Task objective
Copy the records below exactly as they are written.

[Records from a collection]
************

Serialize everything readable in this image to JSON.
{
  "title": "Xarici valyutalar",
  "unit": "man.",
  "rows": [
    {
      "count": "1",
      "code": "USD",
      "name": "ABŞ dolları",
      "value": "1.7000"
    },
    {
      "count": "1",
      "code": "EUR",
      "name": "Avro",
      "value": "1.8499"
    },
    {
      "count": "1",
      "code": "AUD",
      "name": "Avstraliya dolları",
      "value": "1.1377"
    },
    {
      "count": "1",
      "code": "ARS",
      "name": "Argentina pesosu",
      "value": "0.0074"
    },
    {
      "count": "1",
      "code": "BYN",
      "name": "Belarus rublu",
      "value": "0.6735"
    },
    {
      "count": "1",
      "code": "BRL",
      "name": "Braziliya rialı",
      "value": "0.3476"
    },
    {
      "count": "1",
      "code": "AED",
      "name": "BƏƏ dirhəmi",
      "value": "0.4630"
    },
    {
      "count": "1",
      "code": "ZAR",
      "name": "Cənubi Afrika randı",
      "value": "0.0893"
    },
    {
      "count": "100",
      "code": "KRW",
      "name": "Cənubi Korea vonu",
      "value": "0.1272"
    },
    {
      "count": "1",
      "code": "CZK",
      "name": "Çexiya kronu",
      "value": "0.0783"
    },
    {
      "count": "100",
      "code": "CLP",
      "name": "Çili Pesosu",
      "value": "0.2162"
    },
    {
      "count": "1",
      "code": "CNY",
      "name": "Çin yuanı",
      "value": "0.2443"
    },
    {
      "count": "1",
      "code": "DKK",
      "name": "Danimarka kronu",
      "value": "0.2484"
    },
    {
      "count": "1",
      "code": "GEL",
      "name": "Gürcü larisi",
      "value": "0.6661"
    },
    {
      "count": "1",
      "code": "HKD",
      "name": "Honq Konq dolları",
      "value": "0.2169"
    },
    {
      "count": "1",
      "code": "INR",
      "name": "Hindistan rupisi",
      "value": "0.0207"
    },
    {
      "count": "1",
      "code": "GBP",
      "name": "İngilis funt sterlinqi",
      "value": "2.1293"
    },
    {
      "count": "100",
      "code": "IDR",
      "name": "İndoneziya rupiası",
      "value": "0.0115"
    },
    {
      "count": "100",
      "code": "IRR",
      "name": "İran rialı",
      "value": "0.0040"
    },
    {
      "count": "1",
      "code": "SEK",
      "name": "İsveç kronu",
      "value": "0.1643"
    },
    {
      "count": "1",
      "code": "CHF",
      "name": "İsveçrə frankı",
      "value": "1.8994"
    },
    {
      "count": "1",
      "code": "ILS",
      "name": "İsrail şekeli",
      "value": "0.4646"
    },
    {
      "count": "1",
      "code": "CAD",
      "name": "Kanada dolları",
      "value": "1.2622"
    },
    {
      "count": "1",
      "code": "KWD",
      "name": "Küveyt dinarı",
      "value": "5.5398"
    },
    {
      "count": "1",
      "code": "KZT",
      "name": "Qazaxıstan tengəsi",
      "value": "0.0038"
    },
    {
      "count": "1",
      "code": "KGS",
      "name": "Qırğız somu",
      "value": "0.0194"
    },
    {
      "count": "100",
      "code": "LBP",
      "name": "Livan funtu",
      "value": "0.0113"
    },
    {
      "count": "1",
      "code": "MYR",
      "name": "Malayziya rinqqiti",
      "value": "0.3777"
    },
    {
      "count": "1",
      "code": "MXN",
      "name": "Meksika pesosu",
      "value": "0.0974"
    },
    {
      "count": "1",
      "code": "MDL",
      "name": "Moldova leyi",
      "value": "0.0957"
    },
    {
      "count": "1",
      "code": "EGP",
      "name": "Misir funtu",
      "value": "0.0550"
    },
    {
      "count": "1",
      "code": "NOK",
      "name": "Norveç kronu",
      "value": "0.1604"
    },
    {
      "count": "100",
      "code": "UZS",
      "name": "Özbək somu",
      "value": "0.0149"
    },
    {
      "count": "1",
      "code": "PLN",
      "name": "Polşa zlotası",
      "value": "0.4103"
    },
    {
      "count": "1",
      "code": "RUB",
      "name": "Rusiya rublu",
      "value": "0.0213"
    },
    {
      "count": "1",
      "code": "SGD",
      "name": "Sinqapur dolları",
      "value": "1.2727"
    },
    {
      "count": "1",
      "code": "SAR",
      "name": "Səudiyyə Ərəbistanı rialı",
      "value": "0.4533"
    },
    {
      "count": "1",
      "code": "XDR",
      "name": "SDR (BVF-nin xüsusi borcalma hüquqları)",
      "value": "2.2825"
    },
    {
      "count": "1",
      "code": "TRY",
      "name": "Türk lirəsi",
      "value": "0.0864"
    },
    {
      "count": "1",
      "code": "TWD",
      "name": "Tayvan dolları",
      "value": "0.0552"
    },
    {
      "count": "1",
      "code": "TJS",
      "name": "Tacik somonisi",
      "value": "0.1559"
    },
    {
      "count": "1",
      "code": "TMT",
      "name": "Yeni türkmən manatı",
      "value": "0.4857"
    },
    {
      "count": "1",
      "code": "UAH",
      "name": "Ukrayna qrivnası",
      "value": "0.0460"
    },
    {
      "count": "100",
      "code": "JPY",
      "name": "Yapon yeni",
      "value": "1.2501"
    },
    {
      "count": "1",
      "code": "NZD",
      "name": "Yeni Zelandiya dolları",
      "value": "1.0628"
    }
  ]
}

************

Task output
Serialize everything readable in this image to JSON.
{
  "title": "Xarici valyutalar",
  "unit": "man.",
  "rows": [
    {
      "count": "1",
      "code": "USD",
      "name": "ABŞ dolları",
      "value": "1.7000"
    },
    {
      "count": "1",
      "code": "EUR",
      "name": "Avro",
      "value": "1.8499"
    },
    {
      "count": "1",
      "code": "AUD",
      "name": "Avstraliya dolları",
      "value": "1.1377"
    },
    {
      "count": "1",
      "code": "ARS",
      "name": "Argentina pesosu",
      "value": "0.0074"
    },
    {
      "count": "1",
      "code": "BYN",
      "name": "Belarus rublu",
      "value": "0.6735"
    },
    {
      "count": "1",
      "code": "BRL",
      "name": "Braziliya rialı",
      "value": "0.3476"
    },
    {
      "count": "1",
      "code": "AED",
      "name": "BƏƏ dirhəmi",
      "value": "0.4630"
    },
    {
      "count": "1",
      "code": "ZAR",
      "name": "Cənubi Afrika randı",
      "value": "0.0893"
    },
    {
      "count": "100",
      "code": "KRW",
      "name": "Cənubi Korea vonu",
      "value": "0.1272"
    },
    {
      "count": "1",
      "code": "CZK",
      "name": "Çexiya kronu",
      "value": "0.0783"
    },
    {
      "count": "100",
      "code": "CLP",
      "name": "Çili Pesosu",
      "value": "0.2162"
    },
    {
      "count": "1",
      "code": "CNY",
      "name": "Çin yuanı",
      "value": "0.2443"
    },
    {
      "count": "1",
      "code": "DKK",
      "name": "Danimarka kronu",
      "value": "0.2484"
    },
    {
      "count": "1",
      "code": "GEL",
      "name": "Gürcü larisi",
      "value": "0.6661"
    },
    {
      "count": "1",
      "code": "HKD",
      "name": "Honq Konq dolları",
      "value": "0.2169"
    },
    {
      "count": "1",
      "code": "INR",
      "name": "Hindistan rupisi",
      "value": "0.0207"
    },
    {
      "count": "1",
      "code": "GBP",
      "name": "İngilis funt sterlinqi",
      "value": "2.1293"
    },
    {
      "count": "100",
      "code": "IDR",
      "name": "İndoneziya rupiası",
      "value": "0.0115"
    },
    {
      "count": "100",
      "code": "IRR",
      "name": "İran rialı",
      "value": "0.0040"
    },
    {
      "count": "1",
      "code": "SEK",
      "name": "İsveç kronu",
      "value": "0.1643"
    },
    {
      "count": "1",
      "code": "CHF",
      "name": "İsveçrə frankı",
      "value": "1.8994"
    },
    {
      "count": "1",
      "code": "ILS",
      "name": "İsrail şekeli",
      "value": "0.4646"
    },
    {
      "count": "1",
      "code": "CAD",
      "name": "Kanada dolları",
      "value": "1.2622"
    },
    {
      "count": "1",
      "code": "KWD",
      "name": "Küveyt dinarı",
      "value": "5.5398"
    },
    {
      "count": "1",
      "code": "KZT",
      "name": "Qazaxıstan tengəsi",
      "value": "0.0038"
    },
    {
      "count": "1",
      "code": "KGS",
      "name": "Qırğız somu",
      "value": "0.0194"
    },
    {
      "count": "100",
      "code": "LBP",
      "name": "Livan funtu",
      "value": "0.0113"
    },
    {
      "count": "1",
      "code": "MYR",
      "name": "Malayziya rinqqiti",
      "value": "0.3777"
    },
    {
      "count": "1",
      "code": "MXN",
      "name": "Meksika pesosu",
      "value": "0.0974"
    },
    {
      "count": "1",
      "code": "MDL",
      "name": "Moldova leyi",
      "value": "0.0957"
    },
    {
      "count": "1",
      "code": "EGP",
      "name": "Misir funtu",
      "value": "0.0550"
    },
    {
      "count": "1",
      "code": "NOK",
      "name": "Norveç kronu",
      "value": "0.1604"
    },
    {
      "count": "100",
      "code": "UZS",
      "name": "Özbək somu",
      "value": "0.0149"
    },
    {
      "count": "1",
      "code": "PLN",
      "name": "Polşa zlotası",
      "value": "0.4103"
    },
    {
      "count": "1",
      "code": "RUB",
      "name": "Rusiya rublu",
      "value": "0.0213"
    },
    {
      "count": "1",
      "code": "SGD",
      "name": "Sinqapur dolları",
      "value": "1.2727"
    },
    {
      "count": "1",
      "code": "SAR",
      "name": "Səudiyyə Ərəbistanı rialı",
      "value": "0.4533"
    },
    {
      "count": "1",
      "code": "XDR",
      "name": "SDR (BVF-nin xüsusi borcalma hüquqları)",
      "value": "2.2825"
    },
    {
      "count": "1",
      "code": "TRY",
      "name": "Türk lirəsi",
      "value": "0.0864"
    },
    {
      "count": "1",
      "code": "TWD",
      "name": "Tayvan dolları",
      "value": "0.0552"
    },
    {
      "count": "1",
      "code": "TJS",
      "name": "Tacik somonisi",
      "value": "0.1559"
    },
    {
      "count": "1",
      "code": "TMT",
      "name": "Yeni türkmən manatı",
      "value": "0.4857"
    },
    {
      "count": "1",
      "code": "UAH",
      "name": "Ukrayna qrivnası",
      "value": "0.0460"
    },
    {
      "count": "100",
      "code": "JPY",
      "name": "Yapon yeni",
      "value": "1.2501"
    },
    {
      "count": "1",
      "code": "NZD",
      "name": "Yeni Zelandiya dolları",
      "value": "1.0628"
    }
  ]
}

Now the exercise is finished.